Start of DATA FOR PROCESSING

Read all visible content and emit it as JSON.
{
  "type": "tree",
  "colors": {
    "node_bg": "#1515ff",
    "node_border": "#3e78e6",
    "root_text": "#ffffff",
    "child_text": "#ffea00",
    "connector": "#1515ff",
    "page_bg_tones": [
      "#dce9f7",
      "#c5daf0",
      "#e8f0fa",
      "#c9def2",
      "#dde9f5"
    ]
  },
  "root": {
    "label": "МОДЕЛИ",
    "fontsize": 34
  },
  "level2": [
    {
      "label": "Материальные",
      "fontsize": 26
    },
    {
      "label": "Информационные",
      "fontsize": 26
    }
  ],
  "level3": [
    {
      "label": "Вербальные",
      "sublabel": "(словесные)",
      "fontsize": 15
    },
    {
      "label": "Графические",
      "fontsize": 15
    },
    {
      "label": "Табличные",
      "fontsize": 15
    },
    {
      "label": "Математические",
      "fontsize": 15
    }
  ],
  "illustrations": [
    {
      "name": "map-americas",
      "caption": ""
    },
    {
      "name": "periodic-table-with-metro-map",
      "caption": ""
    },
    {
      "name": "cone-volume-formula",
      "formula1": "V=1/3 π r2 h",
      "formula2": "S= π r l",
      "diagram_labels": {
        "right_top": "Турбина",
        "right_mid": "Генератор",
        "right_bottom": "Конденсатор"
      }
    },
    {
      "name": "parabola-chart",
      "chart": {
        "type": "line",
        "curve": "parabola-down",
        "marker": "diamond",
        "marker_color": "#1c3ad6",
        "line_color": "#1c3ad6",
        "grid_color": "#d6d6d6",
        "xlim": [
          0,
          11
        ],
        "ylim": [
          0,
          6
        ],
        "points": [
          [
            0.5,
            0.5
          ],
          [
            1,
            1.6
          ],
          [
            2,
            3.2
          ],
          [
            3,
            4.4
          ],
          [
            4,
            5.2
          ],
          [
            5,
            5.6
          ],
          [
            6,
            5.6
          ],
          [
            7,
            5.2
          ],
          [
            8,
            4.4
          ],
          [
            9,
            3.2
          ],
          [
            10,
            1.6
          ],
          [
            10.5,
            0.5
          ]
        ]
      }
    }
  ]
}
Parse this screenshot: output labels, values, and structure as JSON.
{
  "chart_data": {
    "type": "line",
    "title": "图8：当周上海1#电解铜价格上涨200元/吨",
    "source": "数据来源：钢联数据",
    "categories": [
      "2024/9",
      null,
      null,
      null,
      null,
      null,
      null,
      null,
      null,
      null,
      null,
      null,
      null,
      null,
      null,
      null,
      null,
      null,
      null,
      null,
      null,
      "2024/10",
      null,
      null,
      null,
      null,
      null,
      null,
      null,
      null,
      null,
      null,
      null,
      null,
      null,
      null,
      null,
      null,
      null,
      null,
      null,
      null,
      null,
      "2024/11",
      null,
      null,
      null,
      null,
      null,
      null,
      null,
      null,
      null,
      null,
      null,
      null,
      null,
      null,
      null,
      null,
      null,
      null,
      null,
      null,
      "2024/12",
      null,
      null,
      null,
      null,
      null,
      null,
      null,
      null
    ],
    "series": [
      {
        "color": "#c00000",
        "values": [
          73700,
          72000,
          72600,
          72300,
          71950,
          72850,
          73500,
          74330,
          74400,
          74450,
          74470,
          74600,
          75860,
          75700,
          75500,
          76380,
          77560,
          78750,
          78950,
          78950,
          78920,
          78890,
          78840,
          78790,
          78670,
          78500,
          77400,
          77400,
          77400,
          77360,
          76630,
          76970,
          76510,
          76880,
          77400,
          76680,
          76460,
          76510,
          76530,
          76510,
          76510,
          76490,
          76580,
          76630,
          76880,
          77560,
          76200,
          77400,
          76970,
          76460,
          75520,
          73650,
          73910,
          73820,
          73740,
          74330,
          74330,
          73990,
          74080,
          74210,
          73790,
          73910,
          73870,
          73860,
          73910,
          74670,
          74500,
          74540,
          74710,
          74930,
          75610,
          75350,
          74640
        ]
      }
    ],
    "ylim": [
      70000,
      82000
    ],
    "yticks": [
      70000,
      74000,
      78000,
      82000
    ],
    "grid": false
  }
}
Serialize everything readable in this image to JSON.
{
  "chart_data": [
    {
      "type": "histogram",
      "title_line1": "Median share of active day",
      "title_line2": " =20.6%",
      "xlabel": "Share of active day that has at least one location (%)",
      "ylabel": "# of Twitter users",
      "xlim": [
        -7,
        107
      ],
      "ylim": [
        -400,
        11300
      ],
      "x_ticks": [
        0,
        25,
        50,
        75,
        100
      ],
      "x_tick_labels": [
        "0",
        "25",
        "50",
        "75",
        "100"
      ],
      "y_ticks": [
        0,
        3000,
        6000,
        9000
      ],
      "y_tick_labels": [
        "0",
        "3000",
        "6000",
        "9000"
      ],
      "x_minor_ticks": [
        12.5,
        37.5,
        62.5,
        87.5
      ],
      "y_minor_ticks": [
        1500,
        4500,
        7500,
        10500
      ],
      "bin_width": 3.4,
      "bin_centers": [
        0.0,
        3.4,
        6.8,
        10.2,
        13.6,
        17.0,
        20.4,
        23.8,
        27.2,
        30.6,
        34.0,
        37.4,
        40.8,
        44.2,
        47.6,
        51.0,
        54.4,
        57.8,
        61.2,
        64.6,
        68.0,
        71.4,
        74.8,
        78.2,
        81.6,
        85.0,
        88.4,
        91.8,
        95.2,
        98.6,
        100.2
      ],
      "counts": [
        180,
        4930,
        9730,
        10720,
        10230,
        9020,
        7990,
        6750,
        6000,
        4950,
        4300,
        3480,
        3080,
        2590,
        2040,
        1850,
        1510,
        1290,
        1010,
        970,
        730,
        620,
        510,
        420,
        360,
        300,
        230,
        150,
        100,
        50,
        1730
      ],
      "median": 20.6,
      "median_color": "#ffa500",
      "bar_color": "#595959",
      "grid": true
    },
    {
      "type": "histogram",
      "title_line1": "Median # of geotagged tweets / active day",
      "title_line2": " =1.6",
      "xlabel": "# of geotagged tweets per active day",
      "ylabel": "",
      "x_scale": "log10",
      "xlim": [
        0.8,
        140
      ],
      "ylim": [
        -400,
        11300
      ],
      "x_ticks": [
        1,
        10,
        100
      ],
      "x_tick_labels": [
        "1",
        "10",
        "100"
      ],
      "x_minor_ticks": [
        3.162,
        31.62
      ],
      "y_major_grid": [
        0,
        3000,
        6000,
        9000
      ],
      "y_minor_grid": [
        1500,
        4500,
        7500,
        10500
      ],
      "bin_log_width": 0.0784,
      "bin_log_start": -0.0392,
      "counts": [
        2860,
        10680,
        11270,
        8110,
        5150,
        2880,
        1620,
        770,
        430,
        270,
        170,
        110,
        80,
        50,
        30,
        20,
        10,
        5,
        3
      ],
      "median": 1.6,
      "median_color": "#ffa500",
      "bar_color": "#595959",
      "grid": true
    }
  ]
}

End of DATA FOR PROCESSING

WHAT IS EXPECTED →
Filter the records down to the lines that contain the string "tweets", and copy those lines.

WRITTEN RESPONSE →
      "title_line1": "Median # of geotagged tweets / active day",
      "xlabel": "# of geotagged tweets per active day",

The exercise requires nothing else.